[Collected data]
***

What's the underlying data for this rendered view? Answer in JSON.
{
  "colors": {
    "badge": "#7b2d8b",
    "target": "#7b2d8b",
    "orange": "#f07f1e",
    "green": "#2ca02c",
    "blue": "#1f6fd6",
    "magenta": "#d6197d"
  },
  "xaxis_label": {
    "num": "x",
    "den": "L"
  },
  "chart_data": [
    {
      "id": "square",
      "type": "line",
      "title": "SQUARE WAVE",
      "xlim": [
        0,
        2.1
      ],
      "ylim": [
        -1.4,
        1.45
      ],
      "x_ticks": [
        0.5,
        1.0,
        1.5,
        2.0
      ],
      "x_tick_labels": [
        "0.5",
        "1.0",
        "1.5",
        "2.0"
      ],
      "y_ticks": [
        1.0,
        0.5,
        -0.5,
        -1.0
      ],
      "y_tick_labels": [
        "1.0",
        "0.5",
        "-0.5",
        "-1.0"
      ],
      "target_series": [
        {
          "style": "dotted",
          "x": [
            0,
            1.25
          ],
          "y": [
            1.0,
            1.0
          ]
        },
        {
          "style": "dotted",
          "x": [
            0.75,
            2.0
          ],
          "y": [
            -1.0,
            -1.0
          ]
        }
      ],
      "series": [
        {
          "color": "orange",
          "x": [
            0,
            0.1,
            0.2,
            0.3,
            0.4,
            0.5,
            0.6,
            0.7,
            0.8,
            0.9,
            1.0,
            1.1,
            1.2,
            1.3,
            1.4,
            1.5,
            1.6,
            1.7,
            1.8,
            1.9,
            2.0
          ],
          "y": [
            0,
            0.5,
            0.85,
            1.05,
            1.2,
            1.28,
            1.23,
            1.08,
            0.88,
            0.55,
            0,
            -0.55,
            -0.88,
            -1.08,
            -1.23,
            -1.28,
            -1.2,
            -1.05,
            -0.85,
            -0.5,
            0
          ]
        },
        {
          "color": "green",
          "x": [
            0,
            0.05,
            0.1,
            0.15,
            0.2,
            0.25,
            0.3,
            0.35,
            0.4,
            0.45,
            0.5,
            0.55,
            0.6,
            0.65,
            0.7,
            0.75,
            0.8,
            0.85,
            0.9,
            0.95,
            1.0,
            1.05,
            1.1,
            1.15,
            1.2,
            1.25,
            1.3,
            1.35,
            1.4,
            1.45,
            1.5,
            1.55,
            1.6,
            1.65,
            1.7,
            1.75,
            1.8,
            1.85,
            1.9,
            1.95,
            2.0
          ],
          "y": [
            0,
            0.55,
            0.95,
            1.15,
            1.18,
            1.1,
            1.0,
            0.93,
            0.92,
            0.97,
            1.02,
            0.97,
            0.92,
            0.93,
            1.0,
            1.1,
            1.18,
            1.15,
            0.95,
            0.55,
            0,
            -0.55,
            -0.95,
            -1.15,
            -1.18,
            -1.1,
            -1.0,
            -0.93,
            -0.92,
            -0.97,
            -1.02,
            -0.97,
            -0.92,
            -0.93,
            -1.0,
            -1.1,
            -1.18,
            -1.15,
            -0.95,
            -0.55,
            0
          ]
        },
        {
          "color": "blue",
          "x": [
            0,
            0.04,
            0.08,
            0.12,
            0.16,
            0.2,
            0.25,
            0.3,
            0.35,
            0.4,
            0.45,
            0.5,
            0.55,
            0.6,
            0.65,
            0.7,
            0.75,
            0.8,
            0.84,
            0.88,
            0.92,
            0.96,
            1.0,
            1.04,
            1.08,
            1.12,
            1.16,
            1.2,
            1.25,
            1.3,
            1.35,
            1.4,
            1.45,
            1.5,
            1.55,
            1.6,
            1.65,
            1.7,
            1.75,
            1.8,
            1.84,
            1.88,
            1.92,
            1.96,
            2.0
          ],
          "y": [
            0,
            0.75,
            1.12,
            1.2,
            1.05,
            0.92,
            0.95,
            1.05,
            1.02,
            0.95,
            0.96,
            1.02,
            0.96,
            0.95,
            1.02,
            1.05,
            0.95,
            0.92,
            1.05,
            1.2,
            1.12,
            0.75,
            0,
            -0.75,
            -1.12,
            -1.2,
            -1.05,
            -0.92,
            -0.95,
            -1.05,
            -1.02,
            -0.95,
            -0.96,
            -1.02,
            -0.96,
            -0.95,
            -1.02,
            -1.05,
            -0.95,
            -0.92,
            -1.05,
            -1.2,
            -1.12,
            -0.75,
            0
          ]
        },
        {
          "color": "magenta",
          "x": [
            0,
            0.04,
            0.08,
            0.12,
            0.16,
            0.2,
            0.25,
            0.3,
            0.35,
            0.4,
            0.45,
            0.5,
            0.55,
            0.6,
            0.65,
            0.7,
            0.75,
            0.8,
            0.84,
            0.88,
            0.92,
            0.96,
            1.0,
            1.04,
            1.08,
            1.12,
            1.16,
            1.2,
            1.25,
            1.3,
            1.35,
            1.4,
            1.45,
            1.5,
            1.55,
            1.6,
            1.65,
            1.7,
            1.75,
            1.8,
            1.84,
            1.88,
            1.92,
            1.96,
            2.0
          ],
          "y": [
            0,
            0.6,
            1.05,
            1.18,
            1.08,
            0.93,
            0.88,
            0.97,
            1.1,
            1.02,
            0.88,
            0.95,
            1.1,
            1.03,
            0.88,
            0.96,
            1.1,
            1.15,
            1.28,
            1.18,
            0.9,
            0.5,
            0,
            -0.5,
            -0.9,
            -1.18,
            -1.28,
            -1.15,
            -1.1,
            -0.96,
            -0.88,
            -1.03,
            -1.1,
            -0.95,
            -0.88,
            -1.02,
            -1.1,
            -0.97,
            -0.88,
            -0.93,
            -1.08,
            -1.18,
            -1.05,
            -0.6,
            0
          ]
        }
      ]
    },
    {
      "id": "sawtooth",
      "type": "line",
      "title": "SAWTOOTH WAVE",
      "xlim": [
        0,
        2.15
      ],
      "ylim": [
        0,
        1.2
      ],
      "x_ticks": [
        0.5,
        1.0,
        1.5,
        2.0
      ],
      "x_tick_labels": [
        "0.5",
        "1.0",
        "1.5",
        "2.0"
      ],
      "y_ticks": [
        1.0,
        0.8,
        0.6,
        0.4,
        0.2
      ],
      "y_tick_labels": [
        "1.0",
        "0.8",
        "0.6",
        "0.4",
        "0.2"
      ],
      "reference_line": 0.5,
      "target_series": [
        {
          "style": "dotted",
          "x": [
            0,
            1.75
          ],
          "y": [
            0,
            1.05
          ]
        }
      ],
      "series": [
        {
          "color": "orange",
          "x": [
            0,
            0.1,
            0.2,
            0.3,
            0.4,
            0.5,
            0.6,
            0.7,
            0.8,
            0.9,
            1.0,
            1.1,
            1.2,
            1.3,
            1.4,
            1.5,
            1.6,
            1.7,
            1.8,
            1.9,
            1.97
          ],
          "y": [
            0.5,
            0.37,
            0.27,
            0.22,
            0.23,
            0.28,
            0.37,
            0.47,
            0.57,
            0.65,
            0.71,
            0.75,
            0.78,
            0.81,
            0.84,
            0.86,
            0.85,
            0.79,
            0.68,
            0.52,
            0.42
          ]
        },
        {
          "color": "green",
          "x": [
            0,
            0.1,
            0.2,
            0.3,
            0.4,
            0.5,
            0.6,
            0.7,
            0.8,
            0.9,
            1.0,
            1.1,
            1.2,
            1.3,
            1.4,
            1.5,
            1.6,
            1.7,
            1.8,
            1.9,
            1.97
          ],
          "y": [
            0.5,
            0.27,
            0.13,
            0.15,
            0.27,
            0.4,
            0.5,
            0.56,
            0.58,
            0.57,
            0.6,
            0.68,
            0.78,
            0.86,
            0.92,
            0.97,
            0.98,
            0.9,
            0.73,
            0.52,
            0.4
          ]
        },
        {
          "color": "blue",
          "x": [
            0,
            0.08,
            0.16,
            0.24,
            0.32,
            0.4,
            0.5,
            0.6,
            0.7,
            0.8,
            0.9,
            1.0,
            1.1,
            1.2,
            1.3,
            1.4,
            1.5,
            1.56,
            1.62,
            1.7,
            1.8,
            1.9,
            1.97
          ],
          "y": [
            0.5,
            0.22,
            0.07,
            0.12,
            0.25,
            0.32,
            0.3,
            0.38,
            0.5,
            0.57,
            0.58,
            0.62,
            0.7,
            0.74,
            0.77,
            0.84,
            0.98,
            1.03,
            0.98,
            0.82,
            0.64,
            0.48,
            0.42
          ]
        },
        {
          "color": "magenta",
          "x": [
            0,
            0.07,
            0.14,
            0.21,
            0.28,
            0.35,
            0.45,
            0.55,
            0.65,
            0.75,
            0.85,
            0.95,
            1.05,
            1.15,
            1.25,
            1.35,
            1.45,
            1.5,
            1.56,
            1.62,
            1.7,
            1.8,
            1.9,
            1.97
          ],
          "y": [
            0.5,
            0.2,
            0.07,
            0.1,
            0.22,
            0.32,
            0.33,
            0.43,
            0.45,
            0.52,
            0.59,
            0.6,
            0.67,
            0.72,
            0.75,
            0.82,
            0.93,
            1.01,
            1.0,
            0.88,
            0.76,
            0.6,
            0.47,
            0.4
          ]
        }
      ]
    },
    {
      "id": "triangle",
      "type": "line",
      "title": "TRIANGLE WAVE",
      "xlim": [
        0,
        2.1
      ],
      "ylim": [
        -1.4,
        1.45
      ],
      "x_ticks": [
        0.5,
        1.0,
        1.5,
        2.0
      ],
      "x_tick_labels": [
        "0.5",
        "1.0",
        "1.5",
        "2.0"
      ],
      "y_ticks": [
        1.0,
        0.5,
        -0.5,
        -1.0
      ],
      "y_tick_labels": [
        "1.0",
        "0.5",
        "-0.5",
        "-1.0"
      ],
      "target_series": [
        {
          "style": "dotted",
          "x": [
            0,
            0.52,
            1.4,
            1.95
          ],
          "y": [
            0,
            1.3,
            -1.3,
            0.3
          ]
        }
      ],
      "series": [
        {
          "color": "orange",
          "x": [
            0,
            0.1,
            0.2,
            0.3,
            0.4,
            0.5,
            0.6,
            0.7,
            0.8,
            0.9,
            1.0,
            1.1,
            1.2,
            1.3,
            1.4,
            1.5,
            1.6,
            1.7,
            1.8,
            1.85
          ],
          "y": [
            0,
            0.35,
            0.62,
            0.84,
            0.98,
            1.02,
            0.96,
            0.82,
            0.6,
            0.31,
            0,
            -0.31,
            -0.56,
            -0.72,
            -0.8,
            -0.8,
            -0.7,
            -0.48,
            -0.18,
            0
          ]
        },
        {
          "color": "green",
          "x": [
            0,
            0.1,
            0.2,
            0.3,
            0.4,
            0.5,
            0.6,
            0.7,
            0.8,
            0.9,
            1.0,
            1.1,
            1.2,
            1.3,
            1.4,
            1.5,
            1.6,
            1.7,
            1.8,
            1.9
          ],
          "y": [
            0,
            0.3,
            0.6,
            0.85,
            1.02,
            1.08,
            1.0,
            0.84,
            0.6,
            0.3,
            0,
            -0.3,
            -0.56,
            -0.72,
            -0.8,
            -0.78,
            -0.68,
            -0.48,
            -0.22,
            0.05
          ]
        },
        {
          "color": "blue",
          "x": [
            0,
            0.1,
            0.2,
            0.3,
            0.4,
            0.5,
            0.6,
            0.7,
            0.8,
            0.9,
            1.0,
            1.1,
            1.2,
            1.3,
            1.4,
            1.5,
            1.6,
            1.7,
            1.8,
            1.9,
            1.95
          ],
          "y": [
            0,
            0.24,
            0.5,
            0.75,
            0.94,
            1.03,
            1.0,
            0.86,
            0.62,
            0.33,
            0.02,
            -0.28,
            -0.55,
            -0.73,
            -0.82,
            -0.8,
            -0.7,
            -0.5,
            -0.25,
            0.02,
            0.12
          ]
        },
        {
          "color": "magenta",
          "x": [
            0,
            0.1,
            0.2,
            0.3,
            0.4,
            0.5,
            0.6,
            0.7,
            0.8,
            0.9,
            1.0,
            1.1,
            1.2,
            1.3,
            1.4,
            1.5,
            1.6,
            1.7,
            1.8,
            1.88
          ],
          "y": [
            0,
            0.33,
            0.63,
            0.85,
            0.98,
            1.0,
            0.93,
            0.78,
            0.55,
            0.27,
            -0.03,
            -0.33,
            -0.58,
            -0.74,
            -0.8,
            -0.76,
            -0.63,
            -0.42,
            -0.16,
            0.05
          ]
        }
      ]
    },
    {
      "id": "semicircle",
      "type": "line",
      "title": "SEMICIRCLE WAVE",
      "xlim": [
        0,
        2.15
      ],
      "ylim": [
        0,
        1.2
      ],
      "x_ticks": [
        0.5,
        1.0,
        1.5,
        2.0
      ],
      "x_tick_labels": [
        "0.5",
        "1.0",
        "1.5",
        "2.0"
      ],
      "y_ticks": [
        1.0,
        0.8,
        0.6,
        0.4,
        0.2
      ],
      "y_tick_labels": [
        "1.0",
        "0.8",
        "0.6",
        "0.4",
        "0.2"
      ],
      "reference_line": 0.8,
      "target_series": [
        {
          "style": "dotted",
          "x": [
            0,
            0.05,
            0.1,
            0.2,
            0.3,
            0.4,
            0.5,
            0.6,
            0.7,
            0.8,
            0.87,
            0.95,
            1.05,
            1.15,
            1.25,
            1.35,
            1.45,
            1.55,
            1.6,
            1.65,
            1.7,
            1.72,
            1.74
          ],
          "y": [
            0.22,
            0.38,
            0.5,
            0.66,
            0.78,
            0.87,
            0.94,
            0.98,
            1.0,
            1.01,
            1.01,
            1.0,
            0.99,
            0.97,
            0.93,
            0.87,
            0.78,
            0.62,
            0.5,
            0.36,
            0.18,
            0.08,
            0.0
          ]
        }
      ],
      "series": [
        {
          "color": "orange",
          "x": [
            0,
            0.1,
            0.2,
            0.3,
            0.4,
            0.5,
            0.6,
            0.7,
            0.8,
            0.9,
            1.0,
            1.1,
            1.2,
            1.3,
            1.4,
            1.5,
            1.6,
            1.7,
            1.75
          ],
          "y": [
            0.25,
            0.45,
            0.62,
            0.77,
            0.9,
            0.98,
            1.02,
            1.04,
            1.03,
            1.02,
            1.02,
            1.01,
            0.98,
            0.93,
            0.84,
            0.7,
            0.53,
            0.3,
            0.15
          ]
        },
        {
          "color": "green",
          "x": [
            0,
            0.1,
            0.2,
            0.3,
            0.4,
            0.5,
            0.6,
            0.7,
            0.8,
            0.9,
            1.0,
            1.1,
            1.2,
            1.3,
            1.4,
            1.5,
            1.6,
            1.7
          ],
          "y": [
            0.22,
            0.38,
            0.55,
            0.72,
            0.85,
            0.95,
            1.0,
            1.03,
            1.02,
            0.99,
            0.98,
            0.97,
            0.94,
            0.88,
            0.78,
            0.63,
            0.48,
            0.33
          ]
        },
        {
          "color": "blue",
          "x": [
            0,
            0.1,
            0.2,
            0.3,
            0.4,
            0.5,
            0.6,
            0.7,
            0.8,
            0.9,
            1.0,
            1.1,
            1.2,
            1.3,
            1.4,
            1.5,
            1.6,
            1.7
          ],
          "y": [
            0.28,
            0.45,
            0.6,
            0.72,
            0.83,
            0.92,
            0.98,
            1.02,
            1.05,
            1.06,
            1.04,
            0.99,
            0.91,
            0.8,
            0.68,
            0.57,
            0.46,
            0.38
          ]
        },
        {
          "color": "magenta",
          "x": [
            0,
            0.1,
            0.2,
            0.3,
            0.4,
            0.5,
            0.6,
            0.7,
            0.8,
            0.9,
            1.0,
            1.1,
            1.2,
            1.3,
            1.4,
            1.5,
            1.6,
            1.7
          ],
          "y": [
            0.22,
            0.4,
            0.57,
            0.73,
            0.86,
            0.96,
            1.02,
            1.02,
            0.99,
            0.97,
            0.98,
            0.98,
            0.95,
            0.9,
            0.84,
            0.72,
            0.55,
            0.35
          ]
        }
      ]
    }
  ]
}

***

→ WHAT YOU WILL DO: Within the material above, find the lines that contain the word "title"; copy them.

→ OUTPUT BELOW:
      "title": "SQUARE WAVE",
      "title": "SAWTOOTH WAVE",
      "title": "TRIANGLE WAVE",
      "title": "SEMICIRCLE WAVE",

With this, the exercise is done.